Text segment:
——————————
As astronauts and researchers prepare to explore deeper into space than ever before, successful missions of tomorrow are no small feat.
From technologies designed to withstand the extreme environments in space to systems that maximize safety and efficiency of operations, the challenges of deep space exploration are constantly evolving.
Below are just a few of the main focuses defined by NASA: https://www.nasa.gov/johnson/exploration/deep-space
The journey to deep space
Entry, descent and landing
Entry, descent, and landing technologies ensure precise and safe landings on planetary surfaces and encompass the full range of sensors and components, guidance and navigation systems, testing and qualification, and mission operations.
Mission environments, integration and testing
Mission success through all stages of exploration relies on the integration of science and engineering into all aspects of human exploration. Mission relevant environments are key to testing a wide range of technologies, tools, and techniques in addition to training the astronaut and ground operations crews in immersive environments. Achieving early integration of science, engineering, system operations, and prototype testing in a mission relevant environment will greatly increase the mission returns, reduce the risks, and improve the affordability of deep-space missions. This includes bio-medical systems, astronaut health and performance, mission operations concepts, communications, EVA, field science, robotics and much more.
Space radiation protection
Space radiation risks to astronauts must be reduced to the lowest achievable level. New technologies are being developed to increase crew mission duration in the free-space radiation environment while remaining below the space radiation permissible exposure limits (PELs).
——————————
Extend the text on NASA's deep space exploration focuses, beginning right after its last sentence.
——————————
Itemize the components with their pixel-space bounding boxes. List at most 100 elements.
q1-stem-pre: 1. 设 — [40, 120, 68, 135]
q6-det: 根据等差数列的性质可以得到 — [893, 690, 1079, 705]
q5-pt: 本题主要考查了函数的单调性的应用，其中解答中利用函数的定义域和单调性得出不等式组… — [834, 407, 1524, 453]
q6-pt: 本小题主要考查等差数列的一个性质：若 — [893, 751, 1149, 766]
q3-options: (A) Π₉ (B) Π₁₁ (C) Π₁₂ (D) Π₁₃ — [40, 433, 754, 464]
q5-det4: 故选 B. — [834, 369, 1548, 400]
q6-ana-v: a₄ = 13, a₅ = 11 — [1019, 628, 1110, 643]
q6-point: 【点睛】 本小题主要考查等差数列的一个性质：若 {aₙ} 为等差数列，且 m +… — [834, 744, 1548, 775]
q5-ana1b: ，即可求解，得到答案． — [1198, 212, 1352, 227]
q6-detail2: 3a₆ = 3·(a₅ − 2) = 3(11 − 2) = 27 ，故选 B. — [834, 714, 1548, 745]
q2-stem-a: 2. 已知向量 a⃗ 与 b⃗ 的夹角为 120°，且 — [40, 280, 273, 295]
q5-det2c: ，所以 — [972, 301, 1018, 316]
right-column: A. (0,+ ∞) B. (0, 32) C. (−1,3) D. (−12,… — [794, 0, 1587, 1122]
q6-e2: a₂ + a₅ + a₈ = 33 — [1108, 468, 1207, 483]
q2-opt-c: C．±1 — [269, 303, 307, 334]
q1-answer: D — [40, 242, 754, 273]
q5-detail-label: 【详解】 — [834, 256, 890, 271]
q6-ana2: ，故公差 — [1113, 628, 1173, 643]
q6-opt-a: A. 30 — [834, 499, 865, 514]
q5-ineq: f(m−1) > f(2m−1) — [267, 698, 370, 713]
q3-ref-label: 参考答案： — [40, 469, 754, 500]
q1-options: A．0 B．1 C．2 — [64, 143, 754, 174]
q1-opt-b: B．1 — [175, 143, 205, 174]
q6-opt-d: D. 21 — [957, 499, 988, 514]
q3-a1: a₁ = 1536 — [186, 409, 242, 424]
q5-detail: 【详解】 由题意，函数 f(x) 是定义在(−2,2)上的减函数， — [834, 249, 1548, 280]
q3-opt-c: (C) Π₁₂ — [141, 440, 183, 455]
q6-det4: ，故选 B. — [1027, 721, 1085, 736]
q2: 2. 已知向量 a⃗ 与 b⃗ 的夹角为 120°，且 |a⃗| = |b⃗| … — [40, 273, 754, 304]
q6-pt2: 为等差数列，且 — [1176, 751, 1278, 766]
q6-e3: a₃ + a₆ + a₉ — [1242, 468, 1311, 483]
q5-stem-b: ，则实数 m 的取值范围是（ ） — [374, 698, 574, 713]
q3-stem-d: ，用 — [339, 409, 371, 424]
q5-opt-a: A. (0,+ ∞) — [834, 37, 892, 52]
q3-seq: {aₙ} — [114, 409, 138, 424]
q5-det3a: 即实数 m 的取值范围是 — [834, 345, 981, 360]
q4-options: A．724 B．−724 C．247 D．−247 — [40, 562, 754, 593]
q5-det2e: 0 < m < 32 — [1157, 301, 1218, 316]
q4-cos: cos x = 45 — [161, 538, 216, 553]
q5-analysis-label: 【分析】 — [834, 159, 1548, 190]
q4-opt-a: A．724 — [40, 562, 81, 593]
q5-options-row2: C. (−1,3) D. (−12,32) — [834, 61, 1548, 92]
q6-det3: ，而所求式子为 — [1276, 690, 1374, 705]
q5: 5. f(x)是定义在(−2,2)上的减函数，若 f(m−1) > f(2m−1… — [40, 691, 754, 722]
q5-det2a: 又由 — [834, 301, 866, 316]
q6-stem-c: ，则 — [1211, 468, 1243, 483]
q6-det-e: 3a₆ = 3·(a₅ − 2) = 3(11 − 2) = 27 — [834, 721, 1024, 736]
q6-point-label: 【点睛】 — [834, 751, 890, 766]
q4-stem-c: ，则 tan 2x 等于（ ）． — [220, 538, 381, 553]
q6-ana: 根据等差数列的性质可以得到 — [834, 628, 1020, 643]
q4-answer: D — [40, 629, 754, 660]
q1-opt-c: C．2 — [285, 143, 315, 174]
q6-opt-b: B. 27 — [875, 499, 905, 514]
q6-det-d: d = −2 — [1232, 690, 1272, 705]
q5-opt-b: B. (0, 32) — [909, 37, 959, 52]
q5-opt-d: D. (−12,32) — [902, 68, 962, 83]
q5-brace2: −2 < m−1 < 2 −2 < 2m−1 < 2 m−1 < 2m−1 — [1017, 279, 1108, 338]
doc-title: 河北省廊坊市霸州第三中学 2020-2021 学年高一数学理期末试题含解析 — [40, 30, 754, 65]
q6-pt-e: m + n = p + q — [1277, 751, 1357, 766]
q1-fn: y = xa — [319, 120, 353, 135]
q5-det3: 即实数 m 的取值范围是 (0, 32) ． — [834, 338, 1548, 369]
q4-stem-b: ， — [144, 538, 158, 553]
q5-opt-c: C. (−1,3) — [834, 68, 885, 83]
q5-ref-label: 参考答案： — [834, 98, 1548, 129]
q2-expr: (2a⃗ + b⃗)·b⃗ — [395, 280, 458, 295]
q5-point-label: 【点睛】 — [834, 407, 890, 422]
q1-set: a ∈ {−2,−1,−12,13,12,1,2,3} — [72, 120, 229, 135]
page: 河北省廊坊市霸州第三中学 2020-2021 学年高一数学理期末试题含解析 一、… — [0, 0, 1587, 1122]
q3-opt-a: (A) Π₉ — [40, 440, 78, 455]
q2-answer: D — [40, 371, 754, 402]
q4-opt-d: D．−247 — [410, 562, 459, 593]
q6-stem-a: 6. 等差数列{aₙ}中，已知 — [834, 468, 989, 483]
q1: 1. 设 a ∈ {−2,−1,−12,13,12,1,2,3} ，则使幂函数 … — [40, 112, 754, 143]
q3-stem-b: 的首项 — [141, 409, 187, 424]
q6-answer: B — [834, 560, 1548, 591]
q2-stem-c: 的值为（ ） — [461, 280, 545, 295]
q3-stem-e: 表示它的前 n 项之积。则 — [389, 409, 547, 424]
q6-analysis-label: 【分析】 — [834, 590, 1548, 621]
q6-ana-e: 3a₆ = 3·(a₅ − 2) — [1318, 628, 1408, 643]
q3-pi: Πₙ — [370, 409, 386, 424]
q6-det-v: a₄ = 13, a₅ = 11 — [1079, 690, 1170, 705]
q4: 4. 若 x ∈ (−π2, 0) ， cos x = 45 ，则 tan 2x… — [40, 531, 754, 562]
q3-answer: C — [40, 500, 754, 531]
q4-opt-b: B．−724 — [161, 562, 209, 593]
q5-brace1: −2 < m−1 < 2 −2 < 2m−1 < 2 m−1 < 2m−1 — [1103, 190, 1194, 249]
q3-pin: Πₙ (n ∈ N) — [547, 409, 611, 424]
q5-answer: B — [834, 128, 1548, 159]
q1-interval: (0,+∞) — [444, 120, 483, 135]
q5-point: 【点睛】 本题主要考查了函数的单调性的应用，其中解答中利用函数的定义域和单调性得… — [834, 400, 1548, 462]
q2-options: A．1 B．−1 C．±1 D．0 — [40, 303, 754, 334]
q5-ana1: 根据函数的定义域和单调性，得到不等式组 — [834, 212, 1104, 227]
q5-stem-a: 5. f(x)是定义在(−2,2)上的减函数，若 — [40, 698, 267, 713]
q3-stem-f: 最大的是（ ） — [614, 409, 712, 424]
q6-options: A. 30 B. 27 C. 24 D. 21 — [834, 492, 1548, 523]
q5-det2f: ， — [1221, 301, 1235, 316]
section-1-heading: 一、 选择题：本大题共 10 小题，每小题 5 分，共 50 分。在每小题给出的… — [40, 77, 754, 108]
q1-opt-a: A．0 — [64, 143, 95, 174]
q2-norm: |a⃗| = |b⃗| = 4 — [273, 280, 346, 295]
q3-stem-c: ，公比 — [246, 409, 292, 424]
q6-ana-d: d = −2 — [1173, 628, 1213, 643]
——————————
Reply to the task:
Robotics and autonomous systems
Human exploration will require leveraging robotic systems in all phases of the mission as precursors to crewed missions, as crew helpers in space, and as caretakers of assets left behind. The goals are to extend our reach into space, expand our planetary access capability, increase our ability to manipulate assets and resources, support our astronaut crews during their space operations, extend the life of the systems they leave behind, and enhance the efficacy of human operations.
Science and planetary destinations
NASA explores to extend our human presence throughout our solar system. They also explore to enrich our scientific understanding of other planets, our Moon and nearby asteroids. There is a mission critical need to understand the varied and extreme planetary surfaces. The harsh, rocky environments of the Moon, asteroids, Mars and other destinations experience a wide range of temperatures, gravity, radiation, dust, rock and mineral types. These environments must be understood to correctly design spacecraft, landing systems, environmental and life support, space suites, ISRU systems and science instruments.